Stored entries

* START *

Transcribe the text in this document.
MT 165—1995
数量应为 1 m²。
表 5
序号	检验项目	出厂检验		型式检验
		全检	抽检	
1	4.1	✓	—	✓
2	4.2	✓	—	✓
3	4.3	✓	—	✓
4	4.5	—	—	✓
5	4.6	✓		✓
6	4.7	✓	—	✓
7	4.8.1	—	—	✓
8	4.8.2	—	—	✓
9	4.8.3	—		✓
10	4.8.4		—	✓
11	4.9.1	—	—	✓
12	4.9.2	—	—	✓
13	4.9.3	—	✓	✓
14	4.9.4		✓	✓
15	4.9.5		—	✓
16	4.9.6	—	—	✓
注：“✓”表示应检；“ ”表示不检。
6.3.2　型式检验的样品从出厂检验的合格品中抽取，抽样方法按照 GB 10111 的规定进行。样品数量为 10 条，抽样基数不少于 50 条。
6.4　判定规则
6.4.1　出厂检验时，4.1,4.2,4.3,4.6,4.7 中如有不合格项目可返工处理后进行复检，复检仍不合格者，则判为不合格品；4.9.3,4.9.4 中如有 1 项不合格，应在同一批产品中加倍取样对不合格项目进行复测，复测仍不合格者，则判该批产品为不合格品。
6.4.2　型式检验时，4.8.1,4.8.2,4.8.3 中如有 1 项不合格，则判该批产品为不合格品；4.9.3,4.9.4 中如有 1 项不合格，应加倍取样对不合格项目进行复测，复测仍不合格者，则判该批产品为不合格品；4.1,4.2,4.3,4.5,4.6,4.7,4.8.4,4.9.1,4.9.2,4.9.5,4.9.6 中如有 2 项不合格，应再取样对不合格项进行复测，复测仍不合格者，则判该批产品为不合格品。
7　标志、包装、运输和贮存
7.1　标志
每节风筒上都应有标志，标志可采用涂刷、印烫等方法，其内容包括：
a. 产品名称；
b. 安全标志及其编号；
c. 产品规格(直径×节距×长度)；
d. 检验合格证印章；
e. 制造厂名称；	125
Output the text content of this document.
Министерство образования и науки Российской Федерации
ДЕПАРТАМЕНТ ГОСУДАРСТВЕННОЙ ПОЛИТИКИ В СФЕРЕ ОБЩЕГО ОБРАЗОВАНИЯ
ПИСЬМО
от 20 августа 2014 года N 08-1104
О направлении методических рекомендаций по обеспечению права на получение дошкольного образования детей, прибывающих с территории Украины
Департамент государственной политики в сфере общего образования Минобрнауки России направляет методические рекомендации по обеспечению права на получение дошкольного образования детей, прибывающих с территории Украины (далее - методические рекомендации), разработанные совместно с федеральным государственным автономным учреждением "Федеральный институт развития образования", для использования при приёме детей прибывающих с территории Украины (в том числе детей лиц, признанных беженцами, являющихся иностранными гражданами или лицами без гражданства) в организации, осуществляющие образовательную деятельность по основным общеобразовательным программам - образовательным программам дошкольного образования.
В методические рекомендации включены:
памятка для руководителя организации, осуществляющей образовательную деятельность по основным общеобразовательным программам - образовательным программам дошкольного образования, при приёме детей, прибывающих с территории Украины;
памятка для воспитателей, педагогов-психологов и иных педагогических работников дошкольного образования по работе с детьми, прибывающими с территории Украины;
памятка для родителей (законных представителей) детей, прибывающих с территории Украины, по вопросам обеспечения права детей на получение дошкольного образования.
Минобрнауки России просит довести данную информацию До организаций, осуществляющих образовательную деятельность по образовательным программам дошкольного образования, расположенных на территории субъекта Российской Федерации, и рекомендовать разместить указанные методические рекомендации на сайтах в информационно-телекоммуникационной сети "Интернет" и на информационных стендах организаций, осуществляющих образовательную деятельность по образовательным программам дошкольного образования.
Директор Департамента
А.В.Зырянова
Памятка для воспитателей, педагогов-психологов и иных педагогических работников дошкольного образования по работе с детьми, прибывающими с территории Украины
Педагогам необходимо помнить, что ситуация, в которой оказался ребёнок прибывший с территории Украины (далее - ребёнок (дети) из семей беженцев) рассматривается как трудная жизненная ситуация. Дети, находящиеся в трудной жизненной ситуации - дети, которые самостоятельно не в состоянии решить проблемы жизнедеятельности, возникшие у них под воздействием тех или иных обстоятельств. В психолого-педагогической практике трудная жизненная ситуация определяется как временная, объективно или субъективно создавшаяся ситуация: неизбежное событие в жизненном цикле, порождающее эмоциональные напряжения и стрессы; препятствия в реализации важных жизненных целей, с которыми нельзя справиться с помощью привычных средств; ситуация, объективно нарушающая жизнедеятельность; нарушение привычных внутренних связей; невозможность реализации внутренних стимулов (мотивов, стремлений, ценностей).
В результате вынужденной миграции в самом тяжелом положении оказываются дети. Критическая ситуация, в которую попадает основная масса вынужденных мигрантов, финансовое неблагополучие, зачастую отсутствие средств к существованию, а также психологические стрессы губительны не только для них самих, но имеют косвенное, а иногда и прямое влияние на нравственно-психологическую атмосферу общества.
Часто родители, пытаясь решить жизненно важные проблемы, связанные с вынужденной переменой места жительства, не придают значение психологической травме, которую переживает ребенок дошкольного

* END *
* START *

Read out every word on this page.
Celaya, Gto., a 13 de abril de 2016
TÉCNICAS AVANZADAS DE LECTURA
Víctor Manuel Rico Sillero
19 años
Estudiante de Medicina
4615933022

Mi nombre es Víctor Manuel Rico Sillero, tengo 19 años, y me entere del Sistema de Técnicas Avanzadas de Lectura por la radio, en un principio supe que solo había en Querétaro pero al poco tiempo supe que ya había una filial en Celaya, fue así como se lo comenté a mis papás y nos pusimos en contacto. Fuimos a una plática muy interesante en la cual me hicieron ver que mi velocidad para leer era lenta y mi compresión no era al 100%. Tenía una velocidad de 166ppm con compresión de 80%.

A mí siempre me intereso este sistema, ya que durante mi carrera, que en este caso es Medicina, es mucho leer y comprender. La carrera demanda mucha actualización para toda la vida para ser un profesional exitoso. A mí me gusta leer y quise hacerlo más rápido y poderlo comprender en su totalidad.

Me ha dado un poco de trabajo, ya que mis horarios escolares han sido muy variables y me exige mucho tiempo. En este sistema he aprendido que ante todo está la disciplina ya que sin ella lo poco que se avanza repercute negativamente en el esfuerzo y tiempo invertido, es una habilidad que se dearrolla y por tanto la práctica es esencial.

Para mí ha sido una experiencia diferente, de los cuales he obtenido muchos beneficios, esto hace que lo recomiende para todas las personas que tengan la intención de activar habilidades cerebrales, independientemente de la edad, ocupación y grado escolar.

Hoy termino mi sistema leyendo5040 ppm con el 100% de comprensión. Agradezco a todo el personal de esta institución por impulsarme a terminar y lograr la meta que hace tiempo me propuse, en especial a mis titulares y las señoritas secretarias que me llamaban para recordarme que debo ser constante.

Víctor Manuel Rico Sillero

* END *
* START *

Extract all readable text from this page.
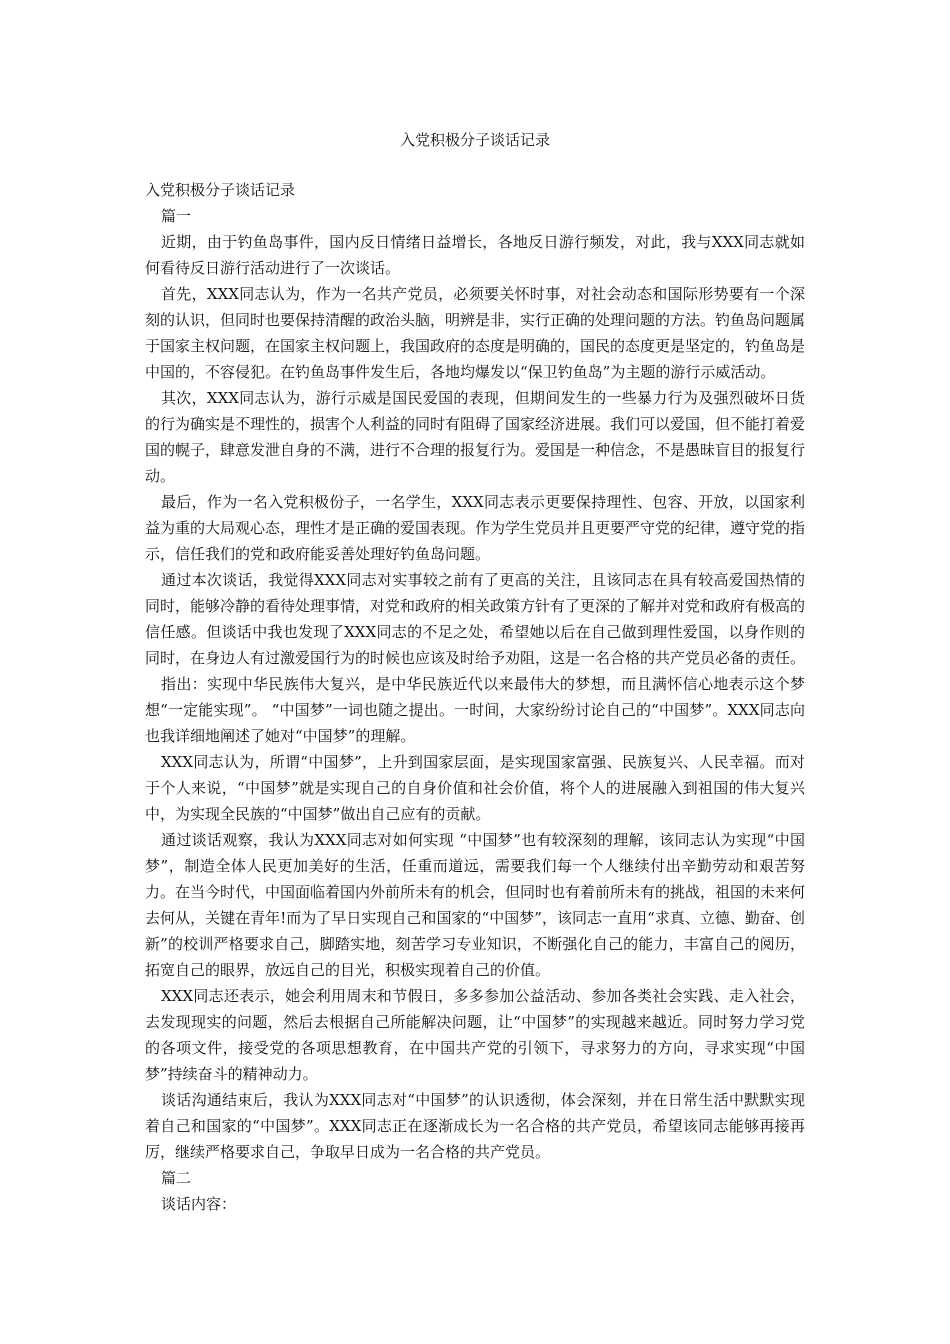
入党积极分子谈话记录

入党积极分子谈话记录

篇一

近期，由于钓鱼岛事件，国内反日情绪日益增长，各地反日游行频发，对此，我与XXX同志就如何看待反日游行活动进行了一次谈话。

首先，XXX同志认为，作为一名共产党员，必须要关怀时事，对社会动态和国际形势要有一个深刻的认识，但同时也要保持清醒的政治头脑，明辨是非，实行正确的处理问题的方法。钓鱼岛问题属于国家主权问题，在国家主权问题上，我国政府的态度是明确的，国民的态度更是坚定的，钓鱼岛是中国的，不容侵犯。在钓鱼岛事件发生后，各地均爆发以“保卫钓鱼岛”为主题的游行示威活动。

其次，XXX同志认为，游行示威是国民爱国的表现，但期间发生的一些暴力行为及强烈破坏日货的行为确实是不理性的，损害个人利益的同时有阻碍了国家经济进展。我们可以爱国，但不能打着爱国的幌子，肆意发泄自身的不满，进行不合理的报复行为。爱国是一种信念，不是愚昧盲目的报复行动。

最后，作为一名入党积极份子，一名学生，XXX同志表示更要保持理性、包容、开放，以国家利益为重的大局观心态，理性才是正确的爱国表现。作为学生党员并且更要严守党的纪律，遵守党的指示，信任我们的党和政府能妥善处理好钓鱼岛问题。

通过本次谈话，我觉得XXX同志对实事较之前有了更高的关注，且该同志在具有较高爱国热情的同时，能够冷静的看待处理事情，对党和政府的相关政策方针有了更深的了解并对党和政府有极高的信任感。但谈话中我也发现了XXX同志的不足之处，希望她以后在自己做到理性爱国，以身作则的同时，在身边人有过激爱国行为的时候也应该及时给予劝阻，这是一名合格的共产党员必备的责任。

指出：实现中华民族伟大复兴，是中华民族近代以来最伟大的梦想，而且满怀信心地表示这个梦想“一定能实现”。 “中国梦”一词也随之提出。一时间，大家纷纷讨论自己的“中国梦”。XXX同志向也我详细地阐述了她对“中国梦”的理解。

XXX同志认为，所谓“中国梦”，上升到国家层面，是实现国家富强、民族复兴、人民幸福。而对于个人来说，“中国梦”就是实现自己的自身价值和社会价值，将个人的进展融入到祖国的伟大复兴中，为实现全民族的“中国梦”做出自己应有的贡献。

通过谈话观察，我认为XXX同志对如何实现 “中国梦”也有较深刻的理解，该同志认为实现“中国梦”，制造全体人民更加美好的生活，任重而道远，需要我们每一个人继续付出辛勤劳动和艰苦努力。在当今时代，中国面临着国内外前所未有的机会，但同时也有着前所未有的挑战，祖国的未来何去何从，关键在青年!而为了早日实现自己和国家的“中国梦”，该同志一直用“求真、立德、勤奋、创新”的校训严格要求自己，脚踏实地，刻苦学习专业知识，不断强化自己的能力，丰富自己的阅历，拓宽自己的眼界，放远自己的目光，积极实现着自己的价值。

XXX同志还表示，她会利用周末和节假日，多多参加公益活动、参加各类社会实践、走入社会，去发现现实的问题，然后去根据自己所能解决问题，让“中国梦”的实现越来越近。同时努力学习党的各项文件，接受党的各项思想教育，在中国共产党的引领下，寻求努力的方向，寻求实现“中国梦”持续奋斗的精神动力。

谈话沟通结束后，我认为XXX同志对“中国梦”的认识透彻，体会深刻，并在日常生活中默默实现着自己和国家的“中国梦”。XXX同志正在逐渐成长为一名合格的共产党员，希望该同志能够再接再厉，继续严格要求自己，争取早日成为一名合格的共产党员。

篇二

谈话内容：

* END *

DO THIS:
Identify the lines that hold the word "page". Copy every one of them.

FULL ANSWER:
Read out every word on this page.
Extract all readable text from this page.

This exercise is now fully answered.